_Request:_ Using the material below, copy every line where "cantidades" appears.

+++ Task material +++

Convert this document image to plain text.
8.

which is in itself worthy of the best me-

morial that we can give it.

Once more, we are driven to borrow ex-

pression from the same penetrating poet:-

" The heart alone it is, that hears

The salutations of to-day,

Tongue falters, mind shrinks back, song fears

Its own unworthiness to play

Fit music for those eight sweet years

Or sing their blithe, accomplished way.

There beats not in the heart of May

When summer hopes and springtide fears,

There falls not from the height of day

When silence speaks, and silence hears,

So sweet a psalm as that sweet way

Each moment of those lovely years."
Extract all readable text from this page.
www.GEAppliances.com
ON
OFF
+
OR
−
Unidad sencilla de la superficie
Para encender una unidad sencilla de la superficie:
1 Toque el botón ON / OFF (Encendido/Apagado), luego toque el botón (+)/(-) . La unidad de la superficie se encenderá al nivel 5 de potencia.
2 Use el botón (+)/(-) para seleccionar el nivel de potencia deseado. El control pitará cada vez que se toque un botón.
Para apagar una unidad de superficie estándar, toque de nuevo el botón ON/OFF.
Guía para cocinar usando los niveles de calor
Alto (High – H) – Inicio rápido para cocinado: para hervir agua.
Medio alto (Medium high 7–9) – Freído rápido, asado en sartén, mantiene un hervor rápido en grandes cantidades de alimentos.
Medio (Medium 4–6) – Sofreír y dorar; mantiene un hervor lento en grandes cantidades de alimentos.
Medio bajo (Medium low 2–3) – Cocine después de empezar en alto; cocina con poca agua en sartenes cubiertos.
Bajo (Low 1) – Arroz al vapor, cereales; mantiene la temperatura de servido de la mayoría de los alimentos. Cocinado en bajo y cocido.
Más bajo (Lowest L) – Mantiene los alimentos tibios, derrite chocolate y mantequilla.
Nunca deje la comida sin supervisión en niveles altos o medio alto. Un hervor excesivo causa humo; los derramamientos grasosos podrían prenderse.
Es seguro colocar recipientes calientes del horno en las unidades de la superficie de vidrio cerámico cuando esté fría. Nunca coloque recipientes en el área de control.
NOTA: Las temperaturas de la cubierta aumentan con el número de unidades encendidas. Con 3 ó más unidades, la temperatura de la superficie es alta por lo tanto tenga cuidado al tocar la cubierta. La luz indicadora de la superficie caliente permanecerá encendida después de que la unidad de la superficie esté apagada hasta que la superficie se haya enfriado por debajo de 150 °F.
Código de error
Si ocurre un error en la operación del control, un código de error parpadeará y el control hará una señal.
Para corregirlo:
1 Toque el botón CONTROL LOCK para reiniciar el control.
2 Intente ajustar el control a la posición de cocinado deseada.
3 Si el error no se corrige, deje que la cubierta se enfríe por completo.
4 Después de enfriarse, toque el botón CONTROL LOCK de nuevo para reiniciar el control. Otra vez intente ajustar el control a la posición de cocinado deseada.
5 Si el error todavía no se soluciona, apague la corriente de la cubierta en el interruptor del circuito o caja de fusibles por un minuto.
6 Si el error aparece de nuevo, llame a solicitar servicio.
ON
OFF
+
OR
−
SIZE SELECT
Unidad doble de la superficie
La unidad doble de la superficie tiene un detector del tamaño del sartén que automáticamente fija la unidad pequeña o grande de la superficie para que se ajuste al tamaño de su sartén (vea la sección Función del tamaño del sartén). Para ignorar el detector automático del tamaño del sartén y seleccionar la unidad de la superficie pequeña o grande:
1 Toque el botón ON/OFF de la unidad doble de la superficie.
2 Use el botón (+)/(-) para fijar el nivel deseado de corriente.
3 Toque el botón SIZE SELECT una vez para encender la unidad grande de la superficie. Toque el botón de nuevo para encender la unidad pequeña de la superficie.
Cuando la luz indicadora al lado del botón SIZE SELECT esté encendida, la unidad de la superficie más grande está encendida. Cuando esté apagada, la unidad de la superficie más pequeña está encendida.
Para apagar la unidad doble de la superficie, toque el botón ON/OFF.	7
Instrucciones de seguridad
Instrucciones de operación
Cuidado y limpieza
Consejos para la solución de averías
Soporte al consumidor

+++

_Solution to this problem:_
Medio alto (Medium high 7–9) – Freído rápido, asado en sartén, mantiene un hervor rápido en grandes cantidades de alimentos.
Medio (Medium 4–6) – Sofreír y dorar; mantiene un hervor lento en grandes cantidades de alimentos.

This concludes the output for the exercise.